Dataset items

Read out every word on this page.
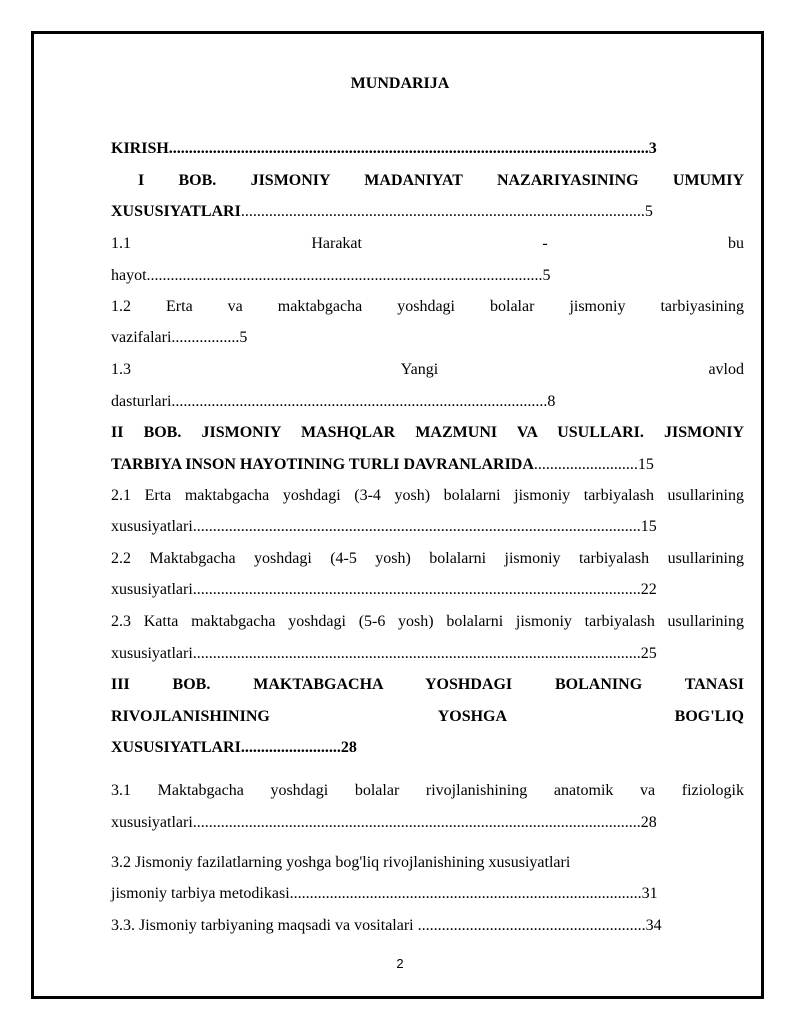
MUNDARIJA
KIRISH........................................................................................................................3
I BOB. JISMONIY MADANIYAT NAZARIYASINING UMUMIY
XUSUSIYATLARI.....................................................................................................5
1.1 Harakat - bu
hayot...................................................................................................5
1.2 Erta va maktabgacha yoshdagi bolalar jismoniy tarbiyasining
vazifalari.................5
1.3 Yangi avlod
dasturlari..............................................................................................8
II BOB. JISMONIY MASHQLAR MAZMUNI VA USULLARI. JISMONIY
TARBIYA INSON HAYOTINING TURLI DAVRANLARIDA..........................15
2.1 Erta maktabgacha yoshdagi (3-4 yosh) bolalarni jismoniy tarbiyalash usullarining
xususiyatlari................................................................................................................15
2.2 Maktabgacha yoshdagi (4-5 yosh) bolalarni jismoniy tarbiyalash usullarining
xususiyatlari................................................................................................................22
2.3 Katta maktabgacha yoshdagi (5-6 yosh) bolalarni jismoniy tarbiyalash usullarining
xususiyatlari................................................................................................................25
III BOB. MAKTABGACHA YOSHDAGI BOLANING TANASI
RIVOJLANISHINING YOSHGA BOG'LIQ
XUSUSIYATLARI.........................28
3.1 Maktabgacha yoshdagi bolalar rivojlanishining anatomik va fiziologik
xususiyatlari................................................................................................................28
3.2 Jismoniy fazilatlarning yoshga bog'liq rivojlanishining xususiyatlari
jismoniy tarbiya metodikasi........................................................................................31
3.3. Jismoniy tarbiyaning maqsadi va vositalari .........................................................34
2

**WHAT IS ASKED**
Search the records for the string "Erta" and return every line in which it occurs.

**SOLVED PROBLEM**
1.2 Erta va maktabgacha yoshdagi bolalar jismoniy tarbiyasining
2.1 Erta maktabgacha yoshdagi (3-4 yosh) bolalarni jismoniy tarbiyalash usullarining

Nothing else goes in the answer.